Work instructions: Copy out all of the material exactly.

Available records:
◆ ◆ ◆ ◆
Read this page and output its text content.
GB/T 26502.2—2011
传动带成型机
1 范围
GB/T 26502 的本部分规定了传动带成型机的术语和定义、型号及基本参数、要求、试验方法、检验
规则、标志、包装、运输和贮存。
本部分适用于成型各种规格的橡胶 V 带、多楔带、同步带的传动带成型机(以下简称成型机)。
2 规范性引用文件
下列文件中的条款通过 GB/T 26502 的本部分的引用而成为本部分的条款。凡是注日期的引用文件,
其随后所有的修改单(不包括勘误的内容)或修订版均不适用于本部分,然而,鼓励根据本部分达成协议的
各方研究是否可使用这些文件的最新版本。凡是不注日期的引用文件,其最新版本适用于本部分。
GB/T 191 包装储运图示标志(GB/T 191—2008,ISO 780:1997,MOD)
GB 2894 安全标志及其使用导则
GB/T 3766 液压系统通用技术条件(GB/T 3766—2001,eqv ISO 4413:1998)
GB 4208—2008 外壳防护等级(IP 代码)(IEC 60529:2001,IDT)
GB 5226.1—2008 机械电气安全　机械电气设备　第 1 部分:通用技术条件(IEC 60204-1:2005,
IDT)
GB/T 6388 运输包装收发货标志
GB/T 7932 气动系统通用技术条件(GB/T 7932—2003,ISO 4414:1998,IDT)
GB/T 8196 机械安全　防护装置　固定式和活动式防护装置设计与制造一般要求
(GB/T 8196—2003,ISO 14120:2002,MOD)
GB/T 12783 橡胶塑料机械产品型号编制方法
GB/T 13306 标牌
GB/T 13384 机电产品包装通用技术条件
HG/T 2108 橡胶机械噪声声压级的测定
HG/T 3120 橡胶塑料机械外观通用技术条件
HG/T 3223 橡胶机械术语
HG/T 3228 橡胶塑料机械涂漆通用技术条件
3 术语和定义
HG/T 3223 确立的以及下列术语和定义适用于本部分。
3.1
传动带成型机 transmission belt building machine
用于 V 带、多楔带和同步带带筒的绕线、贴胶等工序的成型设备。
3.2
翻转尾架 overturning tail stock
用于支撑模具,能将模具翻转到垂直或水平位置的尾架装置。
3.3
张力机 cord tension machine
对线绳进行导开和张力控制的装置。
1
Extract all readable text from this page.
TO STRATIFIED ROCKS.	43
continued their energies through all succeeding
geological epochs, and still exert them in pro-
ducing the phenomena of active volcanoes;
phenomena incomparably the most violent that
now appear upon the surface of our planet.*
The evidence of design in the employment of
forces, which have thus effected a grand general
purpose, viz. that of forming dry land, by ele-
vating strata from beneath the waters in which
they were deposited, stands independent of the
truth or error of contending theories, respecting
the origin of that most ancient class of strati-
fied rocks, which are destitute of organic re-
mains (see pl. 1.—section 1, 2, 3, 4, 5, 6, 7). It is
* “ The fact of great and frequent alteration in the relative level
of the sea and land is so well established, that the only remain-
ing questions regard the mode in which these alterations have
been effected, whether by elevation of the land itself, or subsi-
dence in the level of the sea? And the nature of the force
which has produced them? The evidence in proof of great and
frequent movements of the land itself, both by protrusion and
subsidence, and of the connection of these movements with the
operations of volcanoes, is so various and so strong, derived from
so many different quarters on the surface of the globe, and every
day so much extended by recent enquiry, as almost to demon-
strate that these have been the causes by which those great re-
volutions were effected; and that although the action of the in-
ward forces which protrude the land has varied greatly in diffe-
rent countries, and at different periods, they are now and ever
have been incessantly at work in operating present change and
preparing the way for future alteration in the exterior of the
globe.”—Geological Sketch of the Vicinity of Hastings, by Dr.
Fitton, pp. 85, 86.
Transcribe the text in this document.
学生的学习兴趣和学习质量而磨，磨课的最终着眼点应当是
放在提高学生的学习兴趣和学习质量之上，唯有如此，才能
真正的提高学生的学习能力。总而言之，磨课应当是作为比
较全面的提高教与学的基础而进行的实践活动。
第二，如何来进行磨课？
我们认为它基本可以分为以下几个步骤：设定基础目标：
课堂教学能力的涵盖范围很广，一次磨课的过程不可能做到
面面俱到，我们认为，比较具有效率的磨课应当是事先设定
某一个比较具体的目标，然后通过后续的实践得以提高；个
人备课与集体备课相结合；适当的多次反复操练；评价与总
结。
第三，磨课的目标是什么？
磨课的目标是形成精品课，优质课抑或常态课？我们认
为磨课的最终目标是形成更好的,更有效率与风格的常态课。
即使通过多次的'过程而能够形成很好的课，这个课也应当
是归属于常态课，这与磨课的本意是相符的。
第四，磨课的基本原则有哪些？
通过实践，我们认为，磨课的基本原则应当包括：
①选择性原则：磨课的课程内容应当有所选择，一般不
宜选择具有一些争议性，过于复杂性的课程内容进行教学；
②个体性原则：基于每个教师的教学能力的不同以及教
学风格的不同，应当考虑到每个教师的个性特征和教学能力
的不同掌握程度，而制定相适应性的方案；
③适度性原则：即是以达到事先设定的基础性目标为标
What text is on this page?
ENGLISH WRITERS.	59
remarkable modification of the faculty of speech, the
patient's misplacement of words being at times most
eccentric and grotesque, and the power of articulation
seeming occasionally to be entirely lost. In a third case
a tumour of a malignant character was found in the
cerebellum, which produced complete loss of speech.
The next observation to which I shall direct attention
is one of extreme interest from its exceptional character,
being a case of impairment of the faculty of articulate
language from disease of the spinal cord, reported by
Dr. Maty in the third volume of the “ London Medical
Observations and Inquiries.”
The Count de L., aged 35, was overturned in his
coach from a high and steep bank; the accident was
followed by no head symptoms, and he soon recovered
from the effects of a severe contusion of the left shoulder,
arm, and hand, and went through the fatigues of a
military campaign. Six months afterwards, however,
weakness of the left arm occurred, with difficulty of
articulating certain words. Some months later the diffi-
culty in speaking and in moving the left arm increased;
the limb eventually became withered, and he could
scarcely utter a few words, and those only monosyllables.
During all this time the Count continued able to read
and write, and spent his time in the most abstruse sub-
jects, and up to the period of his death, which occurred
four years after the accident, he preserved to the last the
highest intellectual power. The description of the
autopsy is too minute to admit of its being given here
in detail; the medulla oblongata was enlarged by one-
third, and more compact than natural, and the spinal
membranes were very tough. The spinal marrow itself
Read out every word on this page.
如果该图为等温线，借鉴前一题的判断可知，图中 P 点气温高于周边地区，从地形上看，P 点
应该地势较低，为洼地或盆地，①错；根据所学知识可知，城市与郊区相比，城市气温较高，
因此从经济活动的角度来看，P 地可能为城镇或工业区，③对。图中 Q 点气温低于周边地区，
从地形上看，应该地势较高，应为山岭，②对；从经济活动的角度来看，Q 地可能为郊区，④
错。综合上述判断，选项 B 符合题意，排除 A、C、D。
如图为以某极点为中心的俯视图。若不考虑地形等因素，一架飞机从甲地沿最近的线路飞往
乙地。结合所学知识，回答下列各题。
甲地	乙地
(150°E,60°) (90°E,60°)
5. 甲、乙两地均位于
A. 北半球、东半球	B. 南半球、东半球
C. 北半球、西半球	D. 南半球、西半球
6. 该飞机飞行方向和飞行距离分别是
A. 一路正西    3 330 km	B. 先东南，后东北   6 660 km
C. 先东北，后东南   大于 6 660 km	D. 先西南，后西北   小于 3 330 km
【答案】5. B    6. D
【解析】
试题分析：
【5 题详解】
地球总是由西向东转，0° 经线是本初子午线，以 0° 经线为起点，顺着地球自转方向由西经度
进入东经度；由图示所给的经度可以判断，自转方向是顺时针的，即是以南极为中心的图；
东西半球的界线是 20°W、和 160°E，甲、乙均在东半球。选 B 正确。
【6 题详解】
◆ ◆ ◆ ◆
Worked answer:
Read this page and output its text content.
GB/T 26502.2—2011
传动带成型机
1 范围
GB/T 26502 的本部分规定了传动带成型机的术语和定义、型号及基本参数、要求、试验方法、检验
规则、标志、包装、运输和贮存。
本部分适用于成型各种规格的橡胶 V 带、多楔带、同步带的传动带成型机(以下简称成型机)。
2 规范性引用文件
下列文件中的条款通过 GB/T 26502 的本部分的引用而成为本部分的条款。凡是注日期的引用文件,
其随后所有的修改单(不包括勘误的内容)或修订版均不适用于本部分,然而,鼓励根据本部分达成协议的
各方研究是否可使用这些文件的最新版本。凡是不注日期的引用文件,其最新版本适用于本部分。
GB/T 191 包装储运图示标志(GB/T 191—2008,ISO 780:1997,MOD)
GB 2894 安全标志及其使用导则
GB/T 3766 液压系统通用技术条件(GB/T 3766—2001,eqv ISO 4413:1998)
GB 4208—2008 外壳防护等级(IP 代码)(IEC 60529:2001,IDT)
GB 5226.1—2008 机械电气安全　机械电气设备　第 1 部分:通用技术条件(IEC 60204-1:2005,
IDT)
GB/T 6388 运输包装收发货标志
GB/T 7932 气动系统通用技术条件(GB/T 7932—2003,ISO 4414:1998,IDT)
GB/T 8196 机械安全　防护装置　固定式和活动式防护装置设计与制造一般要求
(GB/T 8196—2003,ISO 14120:2002,MOD)
GB/T 12783 橡胶塑料机械产品型号编制方法
GB/T 13306 标牌
GB/T 13384 机电产品包装通用技术条件
HG/T 2108 橡胶机械噪声声压级的测定
HG/T 3120 橡胶塑料机械外观通用技术条件
HG/T 3223 橡胶机械术语
HG/T 3228 橡胶塑料机械涂漆通用技术条件
3 术语和定义
HG/T 3223 确立的以及下列术语和定义适用于本部分。
3.1
传动带成型机 transmission belt building machine
用于 V 带、多楔带和同步带带筒的绕线、贴胶等工序的成型设备。
3.2
翻转尾架 overturning tail stock
用于支撑模具,能将模具翻转到垂直或水平位置的尾架装置。
3.3
张力机 cord tension machine
对线绳进行导开和张力控制的装置。
1
Extract all readable text from this page.
TO STRATIFIED ROCKS.	43
continued their energies through all succeeding
geological epochs, and still exert them in pro-
ducing the phenomena of active volcanoes;
phenomena incomparably the most violent that
now appear upon the surface of our planet.*
The evidence of design in the employment of
forces, which have thus effected a grand general
purpose, viz. that of forming dry land, by ele-
vating strata from beneath the waters in which
they were deposited, stands independent of the
truth or error of contending theories, respecting
the origin of that most ancient class of strati-
fied rocks, which are destitute of organic re-
mains (see pl. 1.—section 1, 2, 3, 4, 5, 6, 7). It is
* “ The fact of great and frequent alteration in the relative level
of the sea and land is so well established, that the only remain-
ing questions regard the mode in which these alterations have
been effected, whether by elevation of the land itself, or subsi-
dence in the level of the sea? And the nature of the force
which has produced them? The evidence in proof of great and
frequent movements of the land itself, both by protrusion and
subsidence, and of the connection of these movements with the
operations of volcanoes, is so various and so strong, derived from
so many different quarters on the surface of the globe, and every
day so much extended by recent enquiry, as almost to demon-
strate that these have been the causes by which those great re-
volutions were effected; and that although the action of the in-
ward forces which protrude the land has varied greatly in diffe-
rent countries, and at different periods, they are now and ever
have been incessantly at work in operating present change and
preparing the way for future alteration in the exterior of the
globe.”—Geological Sketch of the Vicinity of Hastings, by Dr.
Fitton, pp. 85, 86.
Transcribe the text in this document.
学生的学习兴趣和学习质量而磨，磨课的最终着眼点应当是
放在提高学生的学习兴趣和学习质量之上，唯有如此，才能
真正的提高学生的学习能力。总而言之，磨课应当是作为比
较全面的提高教与学的基础而进行的实践活动。
第二，如何来进行磨课？
我们认为它基本可以分为以下几个步骤：设定基础目标：
课堂教学能力的涵盖范围很广，一次磨课的过程不可能做到
面面俱到，我们认为，比较具有效率的磨课应当是事先设定
某一个比较具体的目标，然后通过后续的实践得以提高；个
人备课与集体备课相结合；适当的多次反复操练；评价与总
结。
第三，磨课的目标是什么？
磨课的目标是形成精品课，优质课抑或常态课？我们认
为磨课的最终目标是形成更好的,更有效率与风格的常态课。
即使通过多次的'过程而能够形成很好的课，这个课也应当
是归属于常态课，这与磨课的本意是相符的。
第四，磨课的基本原则有哪些？
通过实践，我们认为，磨课的基本原则应当包括：
①选择性原则：磨课的课程内容应当有所选择，一般不
宜选择具有一些争议性，过于复杂性的课程内容进行教学；
②个体性原则：基于每个教师的教学能力的不同以及教
学风格的不同，应当考虑到每个教师的个性特征和教学能力
的不同掌握程度，而制定相适应性的方案；
③适度性原则：即是以达到事先设定的基础性目标为标
What text is on this page?
ENGLISH WRITERS.	59
remarkable modification of the faculty of speech, the
patient's misplacement of words being at times most
eccentric and grotesque, and the power of articulation
seeming occasionally to be entirely lost. In a third case
a tumour of a malignant character was found in the
cerebellum, which produced complete loss of speech.
The next observation to which I shall direct attention
is one of extreme interest from its exceptional character,
being a case of impairment of the faculty of articulate
language from disease of the spinal cord, reported by
Dr. Maty in the third volume of the “ London Medical
Observations and Inquiries.”
The Count de L., aged 35, was overturned in his
coach from a high and steep bank; the accident was
followed by no head symptoms, and he soon recovered
from the effects of a severe contusion of the left shoulder,
arm, and hand, and went through the fatigues of a
military campaign. Six months afterwards, however,
weakness of the left arm occurred, with difficulty of
articulating certain words. Some months later the diffi-
culty in speaking and in moving the left arm increased;
the limb eventually became withered, and he could
scarcely utter a few words, and those only monosyllables.
During all this time the Count continued able to read
and write, and spent his time in the most abstruse sub-
jects, and up to the period of his death, which occurred
four years after the accident, he preserved to the last the
highest intellectual power. The description of the
autopsy is too minute to admit of its being given here
in detail; the medulla oblongata was enlarged by one-
third, and more compact than natural, and the spinal
membranes were very tough. The spinal marrow itself
Read out every word on this page.
如果该图为等温线，借鉴前一题的判断可知，图中 P 点气温高于周边地区，从地形上看，P 点
应该地势较低，为洼地或盆地，①错；根据所学知识可知，城市与郊区相比，城市气温较高，
因此从经济活动的角度来看，P 地可能为城镇或工业区，③对。图中 Q 点气温低于周边地区，
从地形上看，应该地势较高，应为山岭，②对；从经济活动的角度来看，Q 地可能为郊区，④
错。综合上述判断，选项 B 符合题意，排除 A、C、D。
如图为以某极点为中心的俯视图。若不考虑地形等因素，一架飞机从甲地沿最近的线路飞往
乙地。结合所学知识，回答下列各题。
甲地	乙地
(150°E,60°) (90°E,60°)
5. 甲、乙两地均位于
A. 北半球、东半球	B. 南半球、东半球
C. 北半球、西半球	D. 南半球、西半球
6. 该飞机飞行方向和飞行距离分别是
A. 一路正西    3 330 km	B. 先东南，后东北   6 660 km
C. 先东北，后东南   大于 6 660 km	D. 先西南，后西北   小于 3 330 km
【答案】5. B    6. D
【解析】
试题分析：
【5 题详解】
地球总是由西向东转，0° 经线是本初子午线，以 0° 经线为起点，顺着地球自转方向由西经度
进入东经度；由图示所给的经度可以判断，自转方向是顺时针的，即是以南极为中心的图；
东西半球的界线是 20°W、和 160°E，甲、乙均在东半球。选 B 正确。
【6 题详解】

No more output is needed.